= Exercise prompt =
Convert the lines of the items below into a JSON list of strings, one string per line, beginning at the start of the items and ending at the line containing "The support leg 140 is at (147, 300).", with both ends included and blank lines omitted. Leave the pictures out of the answer.

Dataset entries:

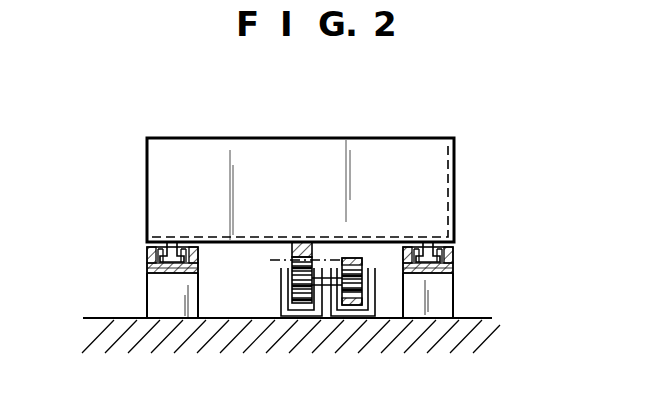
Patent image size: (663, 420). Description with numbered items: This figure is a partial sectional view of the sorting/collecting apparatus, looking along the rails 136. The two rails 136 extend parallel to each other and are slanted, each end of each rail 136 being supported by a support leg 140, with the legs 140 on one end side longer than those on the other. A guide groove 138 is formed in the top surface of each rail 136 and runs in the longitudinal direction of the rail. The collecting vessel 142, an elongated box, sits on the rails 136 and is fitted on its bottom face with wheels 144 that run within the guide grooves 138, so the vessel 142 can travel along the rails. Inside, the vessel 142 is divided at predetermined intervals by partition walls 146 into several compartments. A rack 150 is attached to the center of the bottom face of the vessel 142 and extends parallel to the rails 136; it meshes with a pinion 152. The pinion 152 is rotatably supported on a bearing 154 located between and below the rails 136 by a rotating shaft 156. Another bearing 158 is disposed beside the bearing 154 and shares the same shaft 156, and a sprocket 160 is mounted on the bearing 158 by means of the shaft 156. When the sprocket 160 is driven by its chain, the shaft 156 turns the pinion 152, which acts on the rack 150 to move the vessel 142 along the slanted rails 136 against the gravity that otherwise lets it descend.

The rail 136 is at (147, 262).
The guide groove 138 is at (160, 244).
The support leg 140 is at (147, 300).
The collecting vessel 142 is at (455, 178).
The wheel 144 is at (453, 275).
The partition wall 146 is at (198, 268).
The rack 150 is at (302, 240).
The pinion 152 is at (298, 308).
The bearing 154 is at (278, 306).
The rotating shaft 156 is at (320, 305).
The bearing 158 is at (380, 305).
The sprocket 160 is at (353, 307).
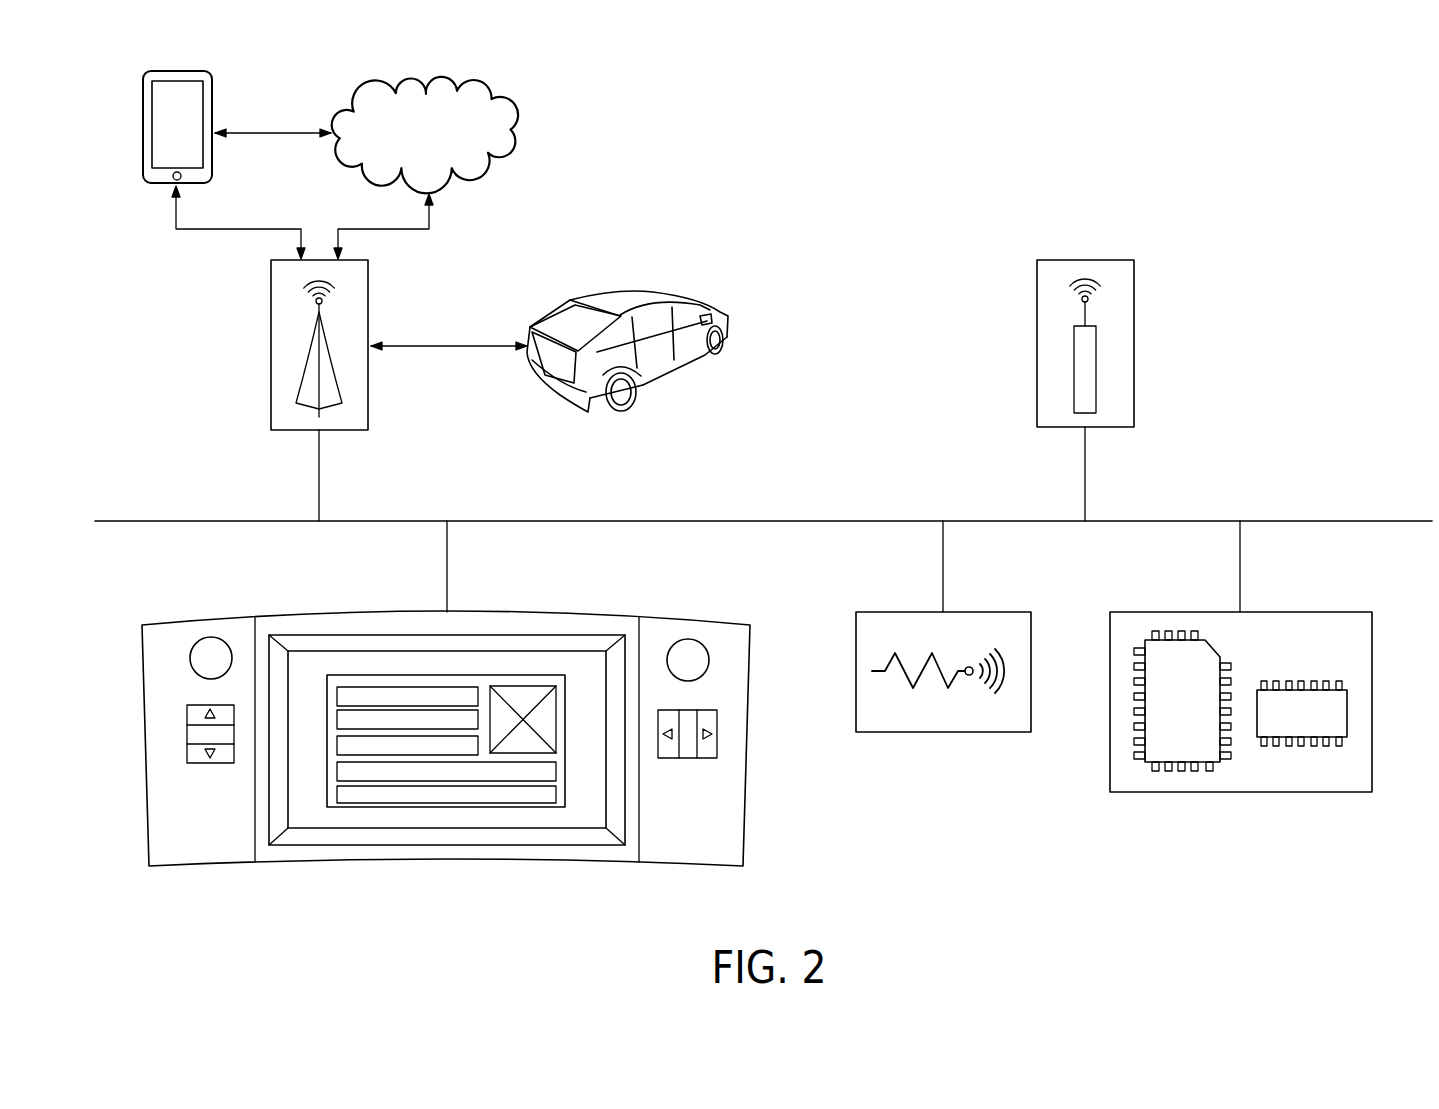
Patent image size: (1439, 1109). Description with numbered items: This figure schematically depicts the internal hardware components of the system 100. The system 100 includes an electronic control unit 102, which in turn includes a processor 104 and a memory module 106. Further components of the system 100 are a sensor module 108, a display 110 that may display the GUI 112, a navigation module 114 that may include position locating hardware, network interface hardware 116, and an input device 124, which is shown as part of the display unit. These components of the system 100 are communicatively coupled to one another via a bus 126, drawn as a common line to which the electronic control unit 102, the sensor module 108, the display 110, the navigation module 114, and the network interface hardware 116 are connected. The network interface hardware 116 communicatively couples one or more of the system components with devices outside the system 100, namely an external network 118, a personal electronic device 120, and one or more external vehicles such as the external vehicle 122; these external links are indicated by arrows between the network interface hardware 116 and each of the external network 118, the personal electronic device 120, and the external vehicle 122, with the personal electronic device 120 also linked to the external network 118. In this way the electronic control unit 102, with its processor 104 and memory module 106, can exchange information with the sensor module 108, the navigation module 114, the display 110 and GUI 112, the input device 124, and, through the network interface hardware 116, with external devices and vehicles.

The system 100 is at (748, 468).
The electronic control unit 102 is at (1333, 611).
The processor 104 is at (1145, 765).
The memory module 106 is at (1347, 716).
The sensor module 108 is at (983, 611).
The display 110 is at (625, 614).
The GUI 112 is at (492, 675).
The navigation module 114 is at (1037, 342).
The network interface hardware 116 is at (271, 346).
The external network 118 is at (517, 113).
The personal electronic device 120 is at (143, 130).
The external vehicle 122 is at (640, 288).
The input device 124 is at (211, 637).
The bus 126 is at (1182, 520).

= Reply =
[
  "Patent image size: (663, 420). Description with numbered items: This figure is a partial sectional view of the sorting/collecting apparatus, looking along the rails 136. The two rails 136 extend parallel to each other and are slanted, each end of each rail 136 being supported by a support leg 140, with the legs 140 on one end side longer than those on the other. A guide groove 138 is formed in the top surface of each rail 136 and runs in the longitudinal direction of the rail. The collecting vessel 142, an elongated box, sits on the rails 136 and is fitted on its bottom face with wheels 144 that run within the guide grooves 138, so the vessel 142 can travel along the rails. Inside, the vessel 142 is divided at predetermined intervals by partition walls 146 into several compartments. A rack 150 is attached to the center of the bottom face of the vessel 142 and extends parallel to the rails 136; it meshes with a pinion 152. The pinion 152 is rotatably supported on a bearing 154 located between and below the rails 136 by a rotating shaft 156. Another bearing 158 is disposed beside the bearing 154 and shares the same shaft 156, and a sprocket 160 is mounted on the bearing 158 by means of the shaft 156. When the sprocket 160 is driven by its chain, the shaft 156 turns the pinion 152, which acts on the rack 150 to move the vessel 142 along the slanted rails 136 against the gravity that otherwise lets it descend.",
  "The rail 136 is at (147, 262).",
  "The guide groove 138 is at (160, 244).",
  "The support leg 140 is at (147, 300)."
]